> _Given passage_:

In the second example, we will store the data frames in a `dict`, which will make it easier to join the files by ne

#### Step 1 - Get the files names

* Only need the `Batting.csv` and `People.csv`.  
* Narrow with a RegEx

In [22]:
from glob import glob
files = glob('./data/baseball/core/*.csv')
files

['./data/baseball/core\\AllstarFull.csv',
 './data/baseball/core\\Appearances.csv',
 './data/baseball/core\\AwardsManagers.csv',
 './data/baseball/core\\AwardsPlayers.csv',
 './data/baseball/core\\AwardsShareManagers.csv',
 './data/baseball/core\\AwardsSharePlayers.csv',
 './data/baseball/core\\Batting.csv',
 './data/baseball/core\\BattingPost.csv',
 './data/baseball/core\\CollegePlaying.csv',
 './data/baseball/core\\Fielding.csv',
 './data/baseball/core\\FieldingOF.csv',
 './data/baseball/core\\FieldingOFsplit.csv',
 './data/baseball/core\\FieldingPost.csv',
 './data/baseball/core\\HallOfFame.csv',
 './data/baseball/core\\HomeGames.csv',
 './data/baseball/core\\Managers.csv',
 './data/baseball/core\\ManagersHalf.csv',
 './data/baseball/core\\Parks.csv',
 './data/baseball/core\\People.csv',
 './data/baseball/core\\Pitching.csv',
 './data/baseball/core\\PitchingPost.csv',
 './data/baseball/core\\Salaries.csv',
 './data/baseball/core\\Schools.csv',
 './data/baseball/core\\SeriesPost.csv'

#### Step 2 - Make helper functions to get the name from path

In [62]:
import re
FILE_NAME_RE = re.compile(r'^\./data/baseball/core/(Batting|People)\.csv$')
is_batting_or_people = lambda p: FILE_NAME_RE.match(p)
file_name = lambda p: FILE_NAME_RE.match(p).group(1) 

[file_name(p) for p in files if is_batting_or_people(p)]

[]

In [46]:
dfs = [pl.read_csv(p) for p in files if is_batting_or_people(p)]

dfs

[]

#### Step 3 - Use a comprehension to read in all files

**Note:** The data is small (< 10mb total) so it is safe to read all at once.

In [48]:
dfs = {file_name(p):pl.read_csv(p) for p in files if is_batting_or_people(p)}
dfs['Batting'].head()

KeyError: 'Batting'

In [49]:
dfs['People'].head()

KeyError: 'People'

#### Step 4 - Preprocess each file.

In [50]:
# Filter, select, and aggregate hits for 2010.

> _Given task_:
Print the section of the baseball CSV passage between "In the second" and "files = glob('./data/baseball/core/*.csv')", inclusive. Rely only on the passage about reading the baseball CSV files.

[Data records]
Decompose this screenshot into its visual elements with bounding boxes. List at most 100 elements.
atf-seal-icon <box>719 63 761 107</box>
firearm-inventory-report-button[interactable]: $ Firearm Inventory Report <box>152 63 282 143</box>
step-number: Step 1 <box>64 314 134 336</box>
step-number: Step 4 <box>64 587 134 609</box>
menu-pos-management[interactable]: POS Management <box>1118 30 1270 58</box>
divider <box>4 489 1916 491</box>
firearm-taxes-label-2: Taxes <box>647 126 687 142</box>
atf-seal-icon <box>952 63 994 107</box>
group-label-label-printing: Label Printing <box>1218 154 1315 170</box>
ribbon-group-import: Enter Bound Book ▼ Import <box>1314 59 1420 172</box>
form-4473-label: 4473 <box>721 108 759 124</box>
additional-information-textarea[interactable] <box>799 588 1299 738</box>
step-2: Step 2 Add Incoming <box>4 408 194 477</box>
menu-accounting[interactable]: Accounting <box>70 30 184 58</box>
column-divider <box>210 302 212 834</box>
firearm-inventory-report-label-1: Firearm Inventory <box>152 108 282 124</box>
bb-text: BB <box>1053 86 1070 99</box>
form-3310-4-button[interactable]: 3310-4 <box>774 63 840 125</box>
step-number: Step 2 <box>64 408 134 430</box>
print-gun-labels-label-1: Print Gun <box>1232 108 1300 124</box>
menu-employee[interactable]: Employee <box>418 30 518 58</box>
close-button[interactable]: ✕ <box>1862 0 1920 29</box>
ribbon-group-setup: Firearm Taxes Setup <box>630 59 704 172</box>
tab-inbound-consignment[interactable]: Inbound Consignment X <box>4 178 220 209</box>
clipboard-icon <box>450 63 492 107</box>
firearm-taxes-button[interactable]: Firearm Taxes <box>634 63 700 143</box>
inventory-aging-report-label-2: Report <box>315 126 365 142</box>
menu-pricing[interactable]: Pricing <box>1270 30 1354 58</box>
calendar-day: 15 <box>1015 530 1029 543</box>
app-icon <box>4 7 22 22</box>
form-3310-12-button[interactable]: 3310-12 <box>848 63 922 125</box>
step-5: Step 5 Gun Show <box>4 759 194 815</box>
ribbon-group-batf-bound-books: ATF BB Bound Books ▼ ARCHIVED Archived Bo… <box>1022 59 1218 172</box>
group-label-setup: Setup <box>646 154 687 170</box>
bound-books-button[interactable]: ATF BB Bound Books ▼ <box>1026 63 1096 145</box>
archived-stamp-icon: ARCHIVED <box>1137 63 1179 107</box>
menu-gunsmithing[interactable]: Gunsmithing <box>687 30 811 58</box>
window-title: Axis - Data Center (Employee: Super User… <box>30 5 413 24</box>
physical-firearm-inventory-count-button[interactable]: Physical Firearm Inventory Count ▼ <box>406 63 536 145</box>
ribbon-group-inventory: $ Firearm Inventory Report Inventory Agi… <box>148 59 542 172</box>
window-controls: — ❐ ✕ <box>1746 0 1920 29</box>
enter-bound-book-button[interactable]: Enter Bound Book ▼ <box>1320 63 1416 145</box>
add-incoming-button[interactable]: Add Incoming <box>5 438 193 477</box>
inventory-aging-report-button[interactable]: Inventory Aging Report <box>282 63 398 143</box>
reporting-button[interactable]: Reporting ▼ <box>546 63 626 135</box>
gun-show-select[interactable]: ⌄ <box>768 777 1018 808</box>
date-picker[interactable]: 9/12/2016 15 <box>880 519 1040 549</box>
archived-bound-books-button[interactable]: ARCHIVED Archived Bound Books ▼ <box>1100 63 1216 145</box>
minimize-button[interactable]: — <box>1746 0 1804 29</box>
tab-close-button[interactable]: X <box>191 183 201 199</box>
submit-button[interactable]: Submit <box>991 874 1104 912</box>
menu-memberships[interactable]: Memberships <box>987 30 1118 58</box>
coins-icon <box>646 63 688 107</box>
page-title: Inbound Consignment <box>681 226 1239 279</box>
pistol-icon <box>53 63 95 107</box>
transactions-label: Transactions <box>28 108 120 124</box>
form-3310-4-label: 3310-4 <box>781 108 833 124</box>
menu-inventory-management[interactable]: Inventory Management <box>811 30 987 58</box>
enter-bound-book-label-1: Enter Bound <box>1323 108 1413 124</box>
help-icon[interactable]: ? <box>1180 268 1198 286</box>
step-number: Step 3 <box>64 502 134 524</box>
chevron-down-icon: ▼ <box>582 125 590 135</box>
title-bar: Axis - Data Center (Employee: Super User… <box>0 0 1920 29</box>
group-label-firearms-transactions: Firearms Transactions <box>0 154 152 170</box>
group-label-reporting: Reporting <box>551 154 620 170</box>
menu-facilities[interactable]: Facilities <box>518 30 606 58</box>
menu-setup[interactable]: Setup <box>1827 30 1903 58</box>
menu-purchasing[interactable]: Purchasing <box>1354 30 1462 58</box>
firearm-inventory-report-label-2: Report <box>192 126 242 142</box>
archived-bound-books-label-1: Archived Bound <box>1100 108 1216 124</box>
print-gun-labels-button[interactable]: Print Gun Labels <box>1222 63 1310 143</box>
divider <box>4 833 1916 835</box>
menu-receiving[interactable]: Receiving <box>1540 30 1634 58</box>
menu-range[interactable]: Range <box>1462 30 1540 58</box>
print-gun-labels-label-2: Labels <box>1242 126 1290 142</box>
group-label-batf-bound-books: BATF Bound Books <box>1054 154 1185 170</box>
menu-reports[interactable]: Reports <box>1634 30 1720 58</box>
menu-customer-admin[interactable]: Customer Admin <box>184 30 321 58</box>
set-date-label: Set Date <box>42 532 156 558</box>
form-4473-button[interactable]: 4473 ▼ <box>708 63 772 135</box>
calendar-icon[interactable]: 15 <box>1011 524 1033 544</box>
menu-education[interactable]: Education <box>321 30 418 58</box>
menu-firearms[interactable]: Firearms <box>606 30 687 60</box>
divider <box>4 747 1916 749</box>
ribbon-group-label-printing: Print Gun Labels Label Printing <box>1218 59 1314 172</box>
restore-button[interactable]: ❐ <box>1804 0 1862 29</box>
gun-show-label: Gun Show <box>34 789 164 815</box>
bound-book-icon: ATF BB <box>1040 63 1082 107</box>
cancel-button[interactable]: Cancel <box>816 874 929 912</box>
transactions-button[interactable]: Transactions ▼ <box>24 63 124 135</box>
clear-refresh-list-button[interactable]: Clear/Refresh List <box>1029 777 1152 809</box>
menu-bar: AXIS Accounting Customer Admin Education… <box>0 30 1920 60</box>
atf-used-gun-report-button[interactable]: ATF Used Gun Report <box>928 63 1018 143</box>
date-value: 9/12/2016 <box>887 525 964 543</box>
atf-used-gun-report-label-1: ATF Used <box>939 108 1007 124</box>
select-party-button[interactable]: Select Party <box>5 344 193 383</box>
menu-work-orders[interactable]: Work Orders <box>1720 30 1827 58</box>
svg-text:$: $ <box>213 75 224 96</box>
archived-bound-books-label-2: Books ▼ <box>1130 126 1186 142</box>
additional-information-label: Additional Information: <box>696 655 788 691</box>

> _Final result_:
In the second example, we will store the data frames in a `dict`, which will make it easier to join the files by ne

#### Step 1 - Get the files names

* Only need the `Batting.csv` and `People.csv`.  
* Narrow with a RegEx

In [22]:
from glob import glob
files = glob('./data/baseball/core/*.csv')